● **Short exercise**
Will you output the entries below exactly, skipping every image they contain?

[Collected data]
________________

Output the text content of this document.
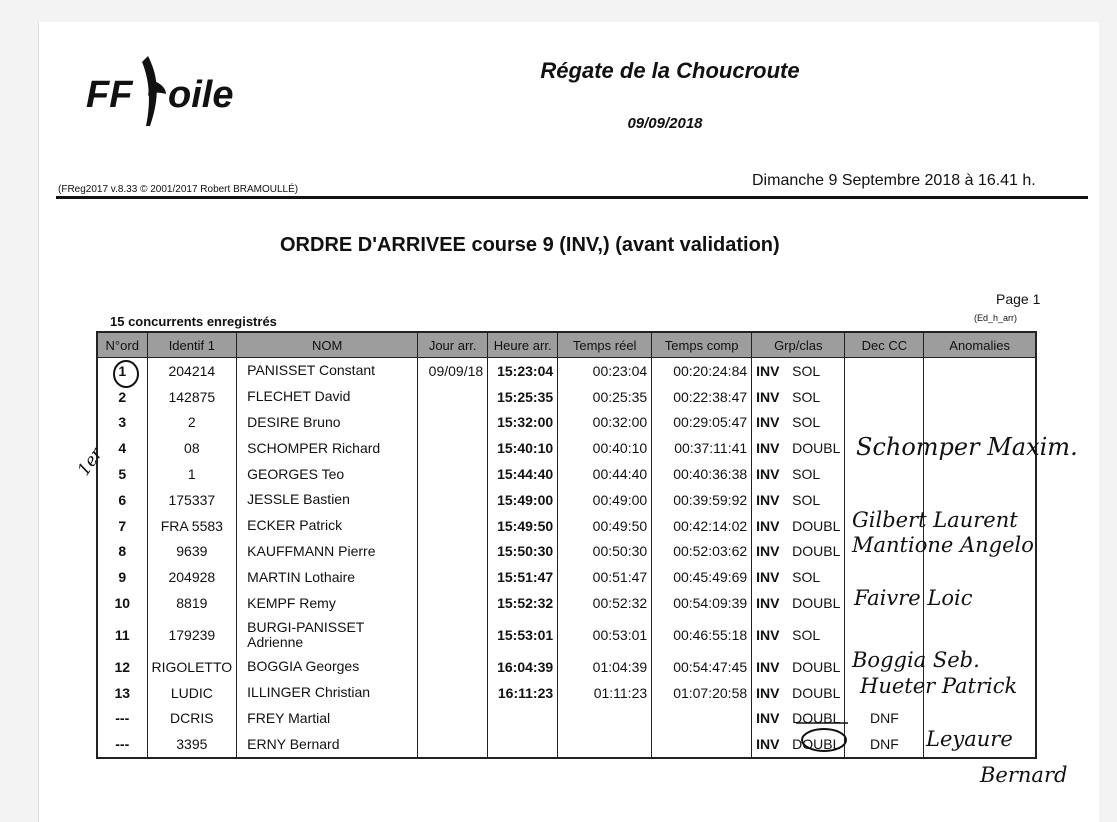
FF oile
Régate de la Choucroute
09/09/2018
(FReg2017 v.8.33 © 2001/2017 Robert BRAMOULLÉ)
Dimanche 9 Septembre 2018 à 16.41 h.
ORDRE D'ARRIVEE course 9 (INV,) (avant validation)
Page 1
(Ed_h_arr)
15 concurrents enregistrés
N°ord	Identif 1	NOM	Jour arr.	Heure arr.	Temps réel	Temps comp	Grp/clas	Dec CC	Anomalies
1	204214	PANISSET Constant	09/09/18	15:23:04	00:23:04	00:20:24:84	INV SOL		
2	142875	FLECHET David		15:25:35	00:25:35	00:22:38:47	INV SOL		
3	2	DESIRE Bruno		15:32:00	00:32:00	00:29:05:47	INV SOL		
4	08	SCHOMPER Richard		15:40:10	00:40:10	00:37:11:41	INV DOUBL		
5	1	GEORGES Teo		15:44:40	00:44:40	00:40:36:38	INV SOL		
6	175337	JESSLE Bastien		15:49:00	00:49:00	00:39:59:92	INV SOL		
7	FRA 5583	ECKER Patrick		15:49:50	00:49:50	00:42:14:02	INV DOUBL		
8	9639	KAUFFMANN Pierre		15:50:30	00:50:30	00:52:03:62	INV DOUBL		
9	204928	MARTIN Lothaire		15:51:47	00:51:47	00:45:49:69	INV SOL		
10	8819	KEMPF Remy		15:52:32	00:52:32	00:54:09:39	INV DOUBL		
11	179239	BURGI-PANISSET Adrienne		15:53:01	00:53:01	00:46:55:18	INV SOL		
12	RIGOLETTO	BOGGIA Georges		16:04:39	01:04:39	00:54:47:45	INV DOUBL		
13	LUDIC	ILLINGER Christian		16:11:23	01:11:23	01:07:20:58	INV DOUBL		
---	DCRIS	FREY Martial					INV DOUBL	DNF	
---	3395	ERNY Bernard					INV DOUBL	DNF	
Schomper Maxim.
Gilbert Laurent
Mantione Angelo
Faivre Loic
Boggia Seb.
Hueter Patrick
Leyaure
Bernard
1er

________________

● **Answer below**
Output the text content of this document.
FF oile
Régate de la Choucroute
09/09/2018
(FReg2017 v.8.33 © 2001/2017 Robert BRAMOULLÉ)
Dimanche 9 Septembre 2018 à 16.41 h.
ORDRE D'ARRIVEE course 9 (INV,) (avant validation)
Page 1
(Ed_h_arr)
15 concurrents enregistrés
N°ord	Identif 1	NOM	Jour arr.	Heure arr.	Temps réel	Temps comp	Grp/clas	Dec CC	Anomalies
1	204214	PANISSET Constant	09/09/18	15:23:04	00:23:04	00:20:24:84	INV SOL		
2	142875	FLECHET David		15:25:35	00:25:35	00:22:38:47	INV SOL		
3	2	DESIRE Bruno		15:32:00	00:32:00	00:29:05:47	INV SOL		
4	08	SCHOMPER Richard		15:40:10	00:40:10	00:37:11:41	INV DOUBL		
5	1	GEORGES Teo		15:44:40	00:44:40	00:40:36:38	INV SOL		
6	175337	JESSLE Bastien		15:49:00	00:49:00	00:39:59:92	INV SOL		
7	FRA 5583	ECKER Patrick		15:49:50	00:49:50	00:42:14:02	INV DOUBL		
8	9639	KAUFFMANN Pierre		15:50:30	00:50:30	00:52:03:62	INV DOUBL		
9	204928	MARTIN Lothaire		15:51:47	00:51:47	00:45:49:69	INV SOL		
10	8819	KEMPF Remy		15:52:32	00:52:32	00:54:09:39	INV DOUBL		
11	179239	BURGI-PANISSET Adrienne		15:53:01	00:53:01	00:46:55:18	INV SOL		
12	RIGOLETTO	BOGGIA Georges		16:04:39	01:04:39	00:54:47:45	INV DOUBL		
13	LUDIC	ILLINGER Christian		16:11:23	01:11:23	01:07:20:58	INV DOUBL		
---	DCRIS	FREY Martial					INV DOUBL	DNF	
---	3395	ERNY Bernard					INV DOUBL	DNF	
Schomper Maxim.
Gilbert Laurent
Mantione Angelo
Faivre Loic
Boggia Seb.
Hueter Patrick
Leyaure
Bernard
1er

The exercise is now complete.